Copy out all of the data below with no alterations.

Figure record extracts
* Begin *
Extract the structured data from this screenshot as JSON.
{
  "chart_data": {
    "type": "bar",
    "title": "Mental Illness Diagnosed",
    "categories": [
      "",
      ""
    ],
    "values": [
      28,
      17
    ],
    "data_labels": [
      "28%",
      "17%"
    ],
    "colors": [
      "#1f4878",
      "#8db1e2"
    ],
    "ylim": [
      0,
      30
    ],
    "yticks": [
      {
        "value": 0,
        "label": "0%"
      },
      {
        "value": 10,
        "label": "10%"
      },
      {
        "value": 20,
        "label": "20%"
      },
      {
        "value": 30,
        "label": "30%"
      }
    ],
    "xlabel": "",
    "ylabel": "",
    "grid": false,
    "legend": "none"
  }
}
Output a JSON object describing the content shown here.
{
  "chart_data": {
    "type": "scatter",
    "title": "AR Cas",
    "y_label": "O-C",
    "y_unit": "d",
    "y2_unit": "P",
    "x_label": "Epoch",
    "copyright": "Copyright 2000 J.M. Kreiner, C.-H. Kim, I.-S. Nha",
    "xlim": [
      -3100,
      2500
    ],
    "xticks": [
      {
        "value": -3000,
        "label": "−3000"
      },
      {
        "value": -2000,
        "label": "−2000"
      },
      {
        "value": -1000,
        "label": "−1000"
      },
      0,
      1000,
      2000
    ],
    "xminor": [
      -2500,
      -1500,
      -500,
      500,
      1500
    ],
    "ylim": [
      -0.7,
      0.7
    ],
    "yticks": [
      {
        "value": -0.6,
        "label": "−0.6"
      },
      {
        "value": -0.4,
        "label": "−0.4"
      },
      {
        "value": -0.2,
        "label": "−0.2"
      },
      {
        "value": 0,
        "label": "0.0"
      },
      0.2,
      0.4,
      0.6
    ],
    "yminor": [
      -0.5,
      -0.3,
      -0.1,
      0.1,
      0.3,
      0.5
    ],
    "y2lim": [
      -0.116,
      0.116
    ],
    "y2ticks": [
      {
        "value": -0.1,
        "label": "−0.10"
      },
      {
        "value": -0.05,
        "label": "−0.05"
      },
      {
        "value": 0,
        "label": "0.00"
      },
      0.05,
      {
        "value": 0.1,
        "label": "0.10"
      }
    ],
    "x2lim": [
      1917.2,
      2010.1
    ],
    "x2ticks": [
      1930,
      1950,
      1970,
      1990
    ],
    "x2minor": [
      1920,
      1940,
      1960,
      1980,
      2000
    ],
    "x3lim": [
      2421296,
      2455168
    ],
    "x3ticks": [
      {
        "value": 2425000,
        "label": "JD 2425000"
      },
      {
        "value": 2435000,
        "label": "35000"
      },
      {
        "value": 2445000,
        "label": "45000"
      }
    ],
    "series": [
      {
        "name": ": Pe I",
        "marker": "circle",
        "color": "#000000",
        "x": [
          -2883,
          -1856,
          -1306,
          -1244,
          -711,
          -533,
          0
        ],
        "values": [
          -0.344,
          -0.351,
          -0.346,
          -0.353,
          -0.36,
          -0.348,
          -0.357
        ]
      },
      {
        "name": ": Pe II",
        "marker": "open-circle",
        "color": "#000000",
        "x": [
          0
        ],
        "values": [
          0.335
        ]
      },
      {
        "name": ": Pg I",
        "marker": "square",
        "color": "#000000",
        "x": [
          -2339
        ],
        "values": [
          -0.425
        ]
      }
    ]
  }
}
* End *
| Solution to this problem |
Extract the structured data from this screenshot as JSON.
{
  "chart_data": {
    "type": "bar",
    "title": "Mental Illness Diagnosed",
    "categories": [
      "",
      ""
    ],
    "values": [
      28,
      17
    ],
    "data_labels": [
      "28%",
      "17%"
    ],
    "colors": [
      "#1f4878",
      "#8db1e2"
    ],
    "ylim": [
      0,
      30
    ],
    "yticks": [
      {
        "value": 0,
        "label": "0%"
      },
      {
        "value": 10,
        "label": "10%"
      },
      {
        "value": 20,
        "label": "20%"
      },
      {
        "value": 30,
        "label": "30%"
      }
    ],
    "xlabel": "",
    "ylabel": "",
    "grid": false,
    "legend": "none"
  }
}
Output a JSON object describing the content shown here.
{
  "chart_data": {
    "type": "scatter",
    "title": "AR Cas",
    "y_label": "O-C",
    "y_unit": "d",
    "y2_unit": "P",
    "x_label": "Epoch",
    "copyright": "Copyright 2000 J.M. Kreiner, C.-H. Kim, I.-S. Nha",
    "xlim": [
      -3100,
      2500
    ],
    "xticks": [
      {
        "value": -3000,
        "label": "−3000"
      },
      {
        "value": -2000,
        "label": "−2000"
      },
      {
        "value": -1000,
        "label": "−1000"
      },
      0,
      1000,
      2000
    ],
    "xminor": [
      -2500,
      -1500,
      -500,
      500,
      1500
    ],
    "ylim": [
      -0.7,
      0.7
    ],
    "yticks": [
      {
        "value": -0.6,
        "label": "−0.6"
      },
      {
        "value": -0.4,
        "label": "−0.4"
      },
      {
        "value": -0.2,
        "label": "−0.2"
      },
      {
        "value": 0,
        "label": "0.0"
      },
      0.2,
      0.4,
      0.6
    ],
    "yminor": [
      -0.5,
      -0.3,
      -0.1,
      0.1,
      0.3,
      0.5
    ],
    "y2lim": [
      -0.116,
      0.116
    ],
    "y2ticks": [
      {
        "value": -0.1,
        "label": "−0.10"
      },
      {
        "value": -0.05,
        "label": "−0.05"
      },
      {
        "value": 0,
        "label": "0.00"
      },
      0.05,
      {
        "value": 0.1,
        "label": "0.10"
      }
    ],
    "x2lim": [
      1917.2,
      2010.1
    ],
    "x2ticks": [
      1930,
      1950,
      1970,
      1990
    ],
    "x2minor": [
      1920,
      1940,
      1960,
      1980,
      2000
    ],
    "x3lim": [
      2421296,
      2455168
    ],
    "x3ticks": [
      {
        "value": 2425000,
        "label": "JD 2425000"
      },
      {
        "value": 2435000,
        "label": "35000"
      },
      {
        "value": 2445000,
        "label": "45000"
      }
    ],
    "series": [
      {
        "name": ": Pe I",
        "marker": "circle",
        "color": "#000000",
        "x": [
          -2883,
          -1856,
          -1306,
          -1244,
          -711,
          -533,
          0
        ],
        "values": [
          -0.344,
          -0.351,
          -0.346,
          -0.353,
          -0.36,
          -0.348,
          -0.357
        ]
      },
      {
        "name": ": Pe II",
        "marker": "open-circle",
        "color": "#000000",
        "x": [
          0
        ],
        "values": [
          0.335
        ]
      },
      {
        "name": ": Pg I",
        "marker": "square",
        "color": "#000000",
        "x": [
          -2339
        ],
        "values": [
          -0.425
        ]
      }
    ]
  }
}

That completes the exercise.